EXERCISE GOAL: Set each entry down verbatim, omitting images.

TASK INPUT:
◆ ◆ ◆ ◆

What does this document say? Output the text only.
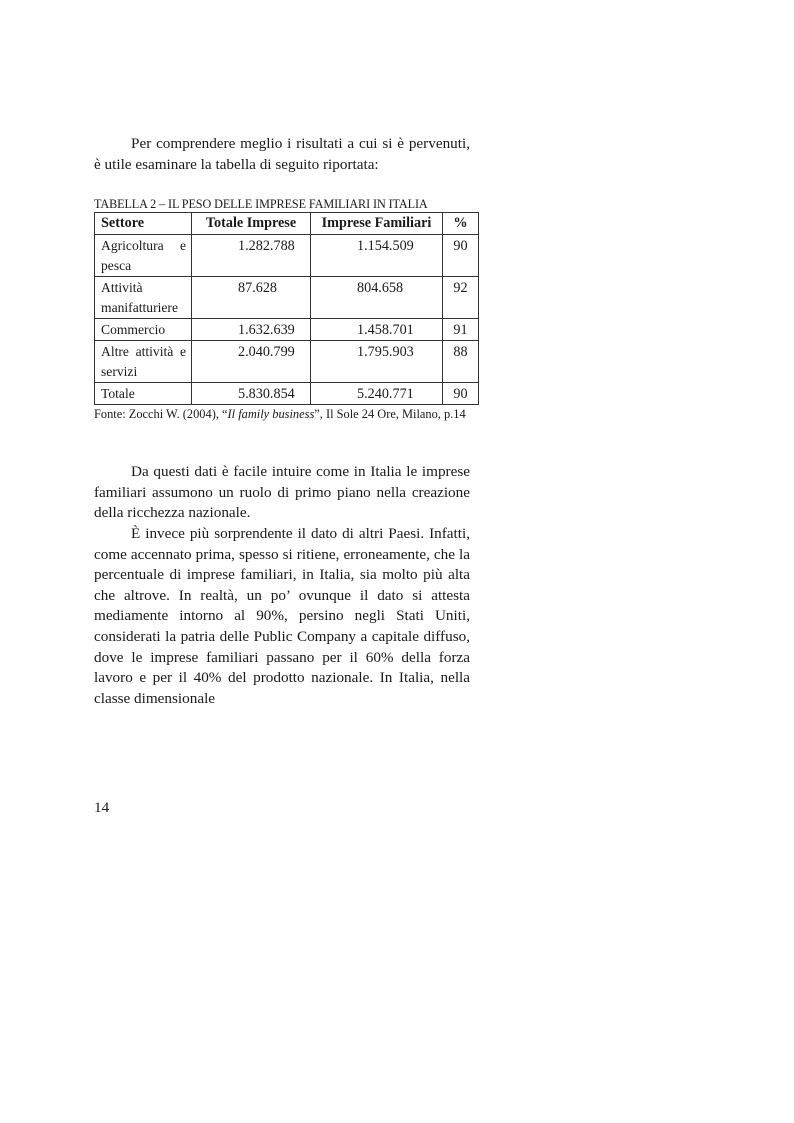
Per comprendere meglio i risultati a cui si è pervenuti, è utile esaminare la tabella di seguito riportata:

TABELLA 2 – IL PESO DELLE IMPRESE FAMILIARI IN ITALIA
Settore	Totale Imprese	Imprese Familiari	%
Agricoltura e pesca	1.282.788	1.154.509	90
Attività manifatturiere	87.628	804.658	92
Commercio	1.632.639	1.458.701	91
Altre attività e servizi	2.040.799	1.795.903	88
Totale	5.830.854	5.240.771	90
Fonte: Zocchi W. (2004), “Il family business”, Il Sole 24 Ore, Milano, p.14

Da questi dati è facile intuire come in Italia le imprese familiari assumono un ruolo di primo piano nella creazione della ricchezza nazionale.

È invece più sorprendente il dato di altri Paesi. Infatti, come accennato prima, spesso si ritiene, erroneamente, che la percentuale di imprese familiari, in Italia, sia molto più alta che altrove. In realtà, un po’ ovunque il dato si attesta mediamente intorno al 90%, persino negli Stati Uniti, considerati la patria delle Public Company a capitale diffuso, dove le imprese familiari passano per il 60% della forza lavoro e per il 40% del prodotto nazionale. In Italia, nella classe dimensionale

14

◆ ◆ ◆ ◆

EXERCISE RESPONSE:
What does this document say? Output the text only.
Per comprendere meglio i risultati a cui si è pervenuti, è utile esaminare la tabella di seguito riportata:

TABELLA 2 – IL PESO DELLE IMPRESE FAMILIARI IN ITALIA
Settore	Totale Imprese	Imprese Familiari	%
Agricoltura e pesca	1.282.788	1.154.509	90
Attività manifatturiere	87.628	804.658	92
Commercio	1.632.639	1.458.701	91
Altre attività e servizi	2.040.799	1.795.903	88
Totale	5.830.854	5.240.771	90
Fonte: Zocchi W. (2004), “Il family business”, Il Sole 24 Ore, Milano, p.14

Da questi dati è facile intuire come in Italia le imprese familiari assumono un ruolo di primo piano nella creazione della ricchezza nazionale.

È invece più sorprendente il dato di altri Paesi. Infatti, come accennato prima, spesso si ritiene, erroneamente, che la percentuale di imprese familiari, in Italia, sia molto più alta che altrove. In realtà, un po’ ovunque il dato si attesta mediamente intorno al 90%, persino negli Stati Uniti, considerati la patria delle Public Company a capitale diffuso, dove le imprese familiari passano per il 60% della forza lavoro e per il 40% del prodotto nazionale. In Italia, nella classe dimensionale

14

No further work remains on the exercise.